▶ Listed entries:

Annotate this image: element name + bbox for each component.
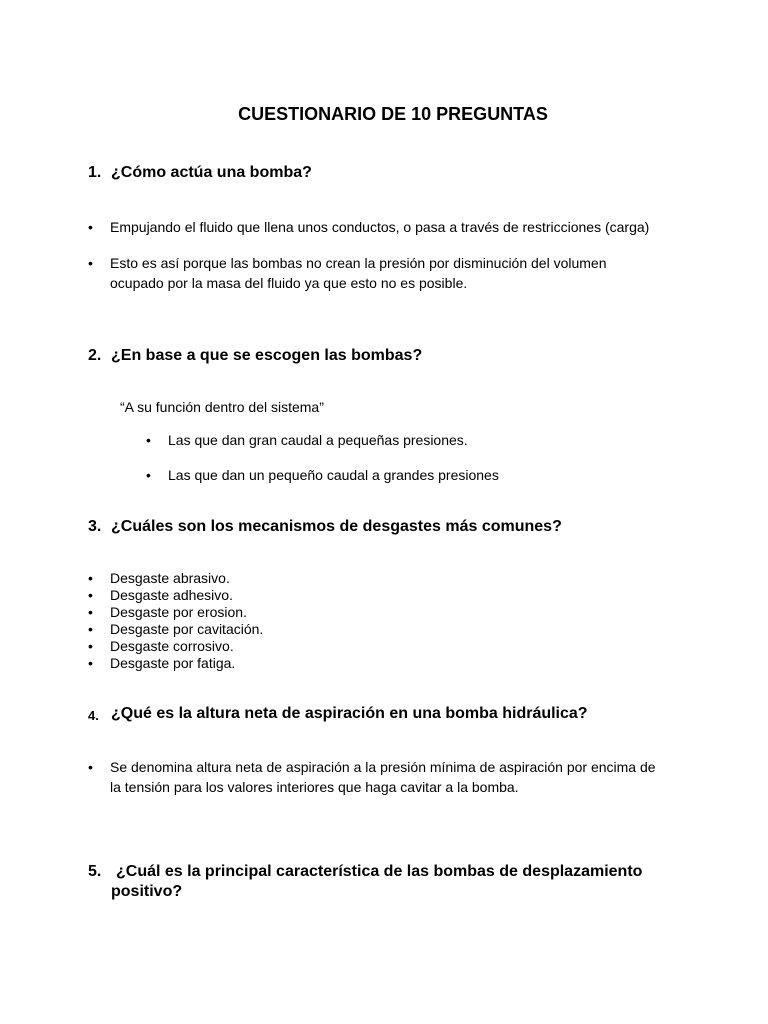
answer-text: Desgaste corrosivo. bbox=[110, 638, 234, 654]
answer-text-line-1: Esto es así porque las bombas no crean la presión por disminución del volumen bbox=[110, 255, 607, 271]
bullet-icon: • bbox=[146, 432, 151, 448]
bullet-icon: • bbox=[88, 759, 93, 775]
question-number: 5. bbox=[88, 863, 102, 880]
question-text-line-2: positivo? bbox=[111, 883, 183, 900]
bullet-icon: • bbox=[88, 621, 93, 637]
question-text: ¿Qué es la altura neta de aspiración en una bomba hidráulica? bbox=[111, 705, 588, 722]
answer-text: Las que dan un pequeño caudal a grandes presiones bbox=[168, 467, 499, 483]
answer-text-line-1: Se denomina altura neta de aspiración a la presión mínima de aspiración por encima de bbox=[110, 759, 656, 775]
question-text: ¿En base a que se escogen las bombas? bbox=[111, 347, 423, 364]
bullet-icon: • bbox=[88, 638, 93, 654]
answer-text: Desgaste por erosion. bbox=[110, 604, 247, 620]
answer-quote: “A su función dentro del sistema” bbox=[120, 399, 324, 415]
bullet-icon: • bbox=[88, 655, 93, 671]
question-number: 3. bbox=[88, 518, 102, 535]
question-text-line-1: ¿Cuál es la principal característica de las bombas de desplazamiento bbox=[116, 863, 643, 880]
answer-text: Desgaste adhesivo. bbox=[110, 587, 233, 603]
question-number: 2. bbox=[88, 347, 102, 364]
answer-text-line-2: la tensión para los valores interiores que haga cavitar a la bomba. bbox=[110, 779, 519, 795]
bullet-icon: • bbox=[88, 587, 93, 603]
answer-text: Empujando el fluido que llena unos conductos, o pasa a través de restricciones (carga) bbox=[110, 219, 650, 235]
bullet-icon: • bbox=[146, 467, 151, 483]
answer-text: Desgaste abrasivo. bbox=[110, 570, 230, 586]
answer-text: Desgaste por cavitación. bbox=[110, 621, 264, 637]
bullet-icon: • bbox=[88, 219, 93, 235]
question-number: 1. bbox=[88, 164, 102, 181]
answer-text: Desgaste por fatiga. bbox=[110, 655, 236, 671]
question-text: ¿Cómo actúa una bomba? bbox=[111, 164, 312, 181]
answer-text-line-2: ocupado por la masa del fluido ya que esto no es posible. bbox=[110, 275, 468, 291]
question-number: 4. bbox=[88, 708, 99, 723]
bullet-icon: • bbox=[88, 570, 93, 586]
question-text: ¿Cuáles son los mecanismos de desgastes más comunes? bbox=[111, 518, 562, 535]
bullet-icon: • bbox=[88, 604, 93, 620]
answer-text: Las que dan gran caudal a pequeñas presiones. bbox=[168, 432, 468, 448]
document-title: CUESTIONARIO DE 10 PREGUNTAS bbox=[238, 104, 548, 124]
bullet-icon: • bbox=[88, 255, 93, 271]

▶ What the exercise asks:
Put the lines above, beginning with the line containing "answer-text: Desgaste corrosivo." and continuing through the line containing "answer-text: Las que dan un", into a JSON list of strings, one string for each line, with blank lines omitted.

▶ Result of the task:
[
  "answer-text: Desgaste corrosivo. bbox=[110, 638, 234, 654]",
  "answer-text-line-1: Esto es así porque las bombas no crean la presión por disminución del volumen bbox=[110, 255, 607, 271]",
  "bullet-icon: • bbox=[146, 432, 151, 448]",
  "bullet-icon: • bbox=[88, 759, 93, 775]",
  "question-number: 5. bbox=[88, 863, 102, 880]",
  "question-text-line-2: positivo? bbox=[111, 883, 183, 900]",
  "bullet-icon: • bbox=[88, 621, 93, 637]",
  "question-text: ¿Qué es la altura neta de aspiración en una bomba hidráulica? bbox=[111, 705, 588, 722]",
  "answer-text: Las que dan un pequeño caudal a grandes presiones bbox=[168, 467, 499, 483]"
]